===== Provided records

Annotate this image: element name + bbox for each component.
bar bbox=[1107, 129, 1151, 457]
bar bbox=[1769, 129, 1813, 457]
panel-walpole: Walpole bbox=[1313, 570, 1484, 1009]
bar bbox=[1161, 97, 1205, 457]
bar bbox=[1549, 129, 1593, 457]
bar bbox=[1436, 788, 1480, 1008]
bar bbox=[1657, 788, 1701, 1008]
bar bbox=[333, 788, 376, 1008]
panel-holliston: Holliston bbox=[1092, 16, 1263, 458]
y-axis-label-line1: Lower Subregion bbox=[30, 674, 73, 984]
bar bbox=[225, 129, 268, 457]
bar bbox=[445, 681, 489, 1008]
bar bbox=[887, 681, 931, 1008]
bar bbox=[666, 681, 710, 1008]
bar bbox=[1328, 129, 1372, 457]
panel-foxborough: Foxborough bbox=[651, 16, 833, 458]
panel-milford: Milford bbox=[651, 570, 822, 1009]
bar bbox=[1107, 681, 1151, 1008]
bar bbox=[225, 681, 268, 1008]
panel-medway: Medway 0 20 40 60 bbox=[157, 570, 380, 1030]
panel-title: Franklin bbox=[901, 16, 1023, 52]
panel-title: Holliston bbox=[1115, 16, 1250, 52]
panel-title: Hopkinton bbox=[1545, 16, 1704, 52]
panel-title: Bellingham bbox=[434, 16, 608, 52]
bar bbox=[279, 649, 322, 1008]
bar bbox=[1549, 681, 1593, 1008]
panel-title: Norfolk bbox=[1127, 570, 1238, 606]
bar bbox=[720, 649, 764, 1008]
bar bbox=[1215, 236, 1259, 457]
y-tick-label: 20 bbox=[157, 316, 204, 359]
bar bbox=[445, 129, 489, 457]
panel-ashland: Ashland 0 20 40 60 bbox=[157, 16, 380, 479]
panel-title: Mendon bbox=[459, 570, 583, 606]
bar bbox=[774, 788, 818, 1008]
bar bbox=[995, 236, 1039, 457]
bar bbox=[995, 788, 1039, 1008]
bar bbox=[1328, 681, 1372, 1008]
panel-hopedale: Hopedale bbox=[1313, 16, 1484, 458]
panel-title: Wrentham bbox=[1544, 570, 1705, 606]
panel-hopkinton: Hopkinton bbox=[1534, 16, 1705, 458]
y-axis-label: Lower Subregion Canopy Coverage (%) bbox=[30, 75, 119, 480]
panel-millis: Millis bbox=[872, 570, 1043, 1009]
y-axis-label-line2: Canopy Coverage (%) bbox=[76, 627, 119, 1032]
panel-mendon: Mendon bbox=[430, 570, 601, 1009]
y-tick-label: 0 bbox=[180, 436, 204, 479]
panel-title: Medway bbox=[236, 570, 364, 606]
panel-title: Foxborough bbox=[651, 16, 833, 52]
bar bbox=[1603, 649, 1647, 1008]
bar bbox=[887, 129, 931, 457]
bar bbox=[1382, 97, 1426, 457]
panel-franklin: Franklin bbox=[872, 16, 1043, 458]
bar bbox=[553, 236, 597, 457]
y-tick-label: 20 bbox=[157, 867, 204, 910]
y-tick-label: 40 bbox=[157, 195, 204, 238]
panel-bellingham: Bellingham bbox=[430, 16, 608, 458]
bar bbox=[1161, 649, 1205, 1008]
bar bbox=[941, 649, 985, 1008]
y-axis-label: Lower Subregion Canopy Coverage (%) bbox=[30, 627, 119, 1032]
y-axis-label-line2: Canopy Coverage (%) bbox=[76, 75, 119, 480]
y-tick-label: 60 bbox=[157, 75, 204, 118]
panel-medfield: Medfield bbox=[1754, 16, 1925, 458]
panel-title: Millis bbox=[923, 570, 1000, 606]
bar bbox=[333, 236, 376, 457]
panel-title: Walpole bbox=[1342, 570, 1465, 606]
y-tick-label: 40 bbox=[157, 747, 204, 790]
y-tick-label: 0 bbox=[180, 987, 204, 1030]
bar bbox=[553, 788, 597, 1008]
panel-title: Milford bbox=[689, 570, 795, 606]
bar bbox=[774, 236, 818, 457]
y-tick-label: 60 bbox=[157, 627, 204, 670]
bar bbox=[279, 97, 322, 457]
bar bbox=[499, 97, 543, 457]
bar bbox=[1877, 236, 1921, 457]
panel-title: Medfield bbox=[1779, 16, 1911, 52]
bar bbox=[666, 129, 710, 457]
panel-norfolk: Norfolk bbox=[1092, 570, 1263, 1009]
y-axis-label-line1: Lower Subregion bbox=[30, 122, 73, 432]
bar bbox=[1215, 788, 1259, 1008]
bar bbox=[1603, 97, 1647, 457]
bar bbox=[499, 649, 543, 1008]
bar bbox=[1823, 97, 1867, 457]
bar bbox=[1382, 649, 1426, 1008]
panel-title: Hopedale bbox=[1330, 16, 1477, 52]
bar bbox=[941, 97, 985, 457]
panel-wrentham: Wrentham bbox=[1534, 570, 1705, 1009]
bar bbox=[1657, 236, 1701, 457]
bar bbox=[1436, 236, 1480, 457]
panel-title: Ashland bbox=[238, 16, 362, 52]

==========

**Requirement**
Tally the lines in the entries above that contain the string "Coverage", and give only the number.

**Result of the exercise**
4